» **TASK**
Print the data exactly, leaving nothing out.

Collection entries
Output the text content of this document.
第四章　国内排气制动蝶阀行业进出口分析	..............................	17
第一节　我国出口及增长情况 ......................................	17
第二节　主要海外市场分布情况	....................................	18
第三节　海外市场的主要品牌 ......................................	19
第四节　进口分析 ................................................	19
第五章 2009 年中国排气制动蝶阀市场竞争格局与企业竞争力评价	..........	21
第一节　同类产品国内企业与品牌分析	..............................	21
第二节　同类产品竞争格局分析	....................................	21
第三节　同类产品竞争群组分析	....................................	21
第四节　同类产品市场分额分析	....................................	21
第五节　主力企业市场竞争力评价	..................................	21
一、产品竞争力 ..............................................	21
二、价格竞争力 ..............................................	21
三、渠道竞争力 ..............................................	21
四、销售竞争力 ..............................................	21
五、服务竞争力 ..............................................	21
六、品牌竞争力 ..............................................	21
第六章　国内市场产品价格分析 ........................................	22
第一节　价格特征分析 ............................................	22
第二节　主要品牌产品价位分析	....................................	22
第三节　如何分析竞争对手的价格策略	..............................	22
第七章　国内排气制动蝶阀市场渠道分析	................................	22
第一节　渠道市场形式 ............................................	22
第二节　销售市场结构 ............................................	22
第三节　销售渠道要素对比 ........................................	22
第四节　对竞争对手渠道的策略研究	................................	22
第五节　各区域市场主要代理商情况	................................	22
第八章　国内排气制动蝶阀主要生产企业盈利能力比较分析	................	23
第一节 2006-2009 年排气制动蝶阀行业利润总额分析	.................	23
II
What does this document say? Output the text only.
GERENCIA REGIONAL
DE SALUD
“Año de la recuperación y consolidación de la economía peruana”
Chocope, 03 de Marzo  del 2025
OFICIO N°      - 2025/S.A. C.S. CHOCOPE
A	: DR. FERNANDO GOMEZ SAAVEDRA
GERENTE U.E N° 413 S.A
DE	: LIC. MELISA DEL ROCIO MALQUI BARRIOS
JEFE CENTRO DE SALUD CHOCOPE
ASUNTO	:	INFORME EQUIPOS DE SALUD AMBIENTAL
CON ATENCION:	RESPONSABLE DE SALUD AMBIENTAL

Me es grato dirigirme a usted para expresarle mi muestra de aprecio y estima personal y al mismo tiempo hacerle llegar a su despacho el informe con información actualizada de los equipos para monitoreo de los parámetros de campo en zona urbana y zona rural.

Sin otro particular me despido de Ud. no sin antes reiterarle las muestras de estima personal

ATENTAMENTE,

» **FINISHED TASK**
Output the text content of this document.
第四章　国内排气制动蝶阀行业进出口分析	..............................	17
第一节　我国出口及增长情况 ......................................	17
第二节　主要海外市场分布情况	....................................	18
第三节　海外市场的主要品牌 ......................................	19
第四节　进口分析 ................................................	19
第五章 2009 年中国排气制动蝶阀市场竞争格局与企业竞争力评价	..........	21
第一节　同类产品国内企业与品牌分析	..............................	21
第二节　同类产品竞争格局分析	....................................	21
第三节　同类产品竞争群组分析	....................................	21
第四节　同类产品市场分额分析	....................................	21
第五节　主力企业市场竞争力评价	..................................	21
一、产品竞争力 ..............................................	21
二、价格竞争力 ..............................................	21
三、渠道竞争力 ..............................................	21
四、销售竞争力 ..............................................	21
五、服务竞争力 ..............................................	21
六、品牌竞争力 ..............................................	21
第六章　国内市场产品价格分析 ........................................	22
第一节　价格特征分析 ............................................	22
第二节　主要品牌产品价位分析	....................................	22
第三节　如何分析竞争对手的价格策略	..............................	22
第七章　国内排气制动蝶阀市场渠道分析	................................	22
第一节　渠道市场形式 ............................................	22
第二节　销售市场结构 ............................................	22
第三节　销售渠道要素对比 ........................................	22
第四节　对竞争对手渠道的策略研究	................................	22
第五节　各区域市场主要代理商情况	................................	22
第八章　国内排气制动蝶阀主要生产企业盈利能力比较分析	................	23
第一节 2006-2009 年排气制动蝶阀行业利润总额分析	.................	23
II
What does this document say? Output the text only.
GERENCIA REGIONAL
DE SALUD
“Año de la recuperación y consolidación de la economía peruana”
Chocope, 03 de Marzo  del 2025
OFICIO N°      - 2025/S.A. C.S. CHOCOPE
A	: DR. FERNANDO GOMEZ SAAVEDRA
GERENTE U.E N° 413 S.A
DE	: LIC. MELISA DEL ROCIO MALQUI BARRIOS
JEFE CENTRO DE SALUD CHOCOPE
ASUNTO	:	INFORME EQUIPOS DE SALUD AMBIENTAL
CON ATENCION:	RESPONSABLE DE SALUD AMBIENTAL

Me es grato dirigirme a usted para expresarle mi muestra de aprecio y estima personal y al mismo tiempo hacerle llegar a su despacho el informe con información actualizada de los equipos para monitoreo de los parámetros de campo en zona urbana y zona rural.

Sin otro particular me despido de Ud. no sin antes reiterarle las muestras de estima personal

ATENTAMENTE,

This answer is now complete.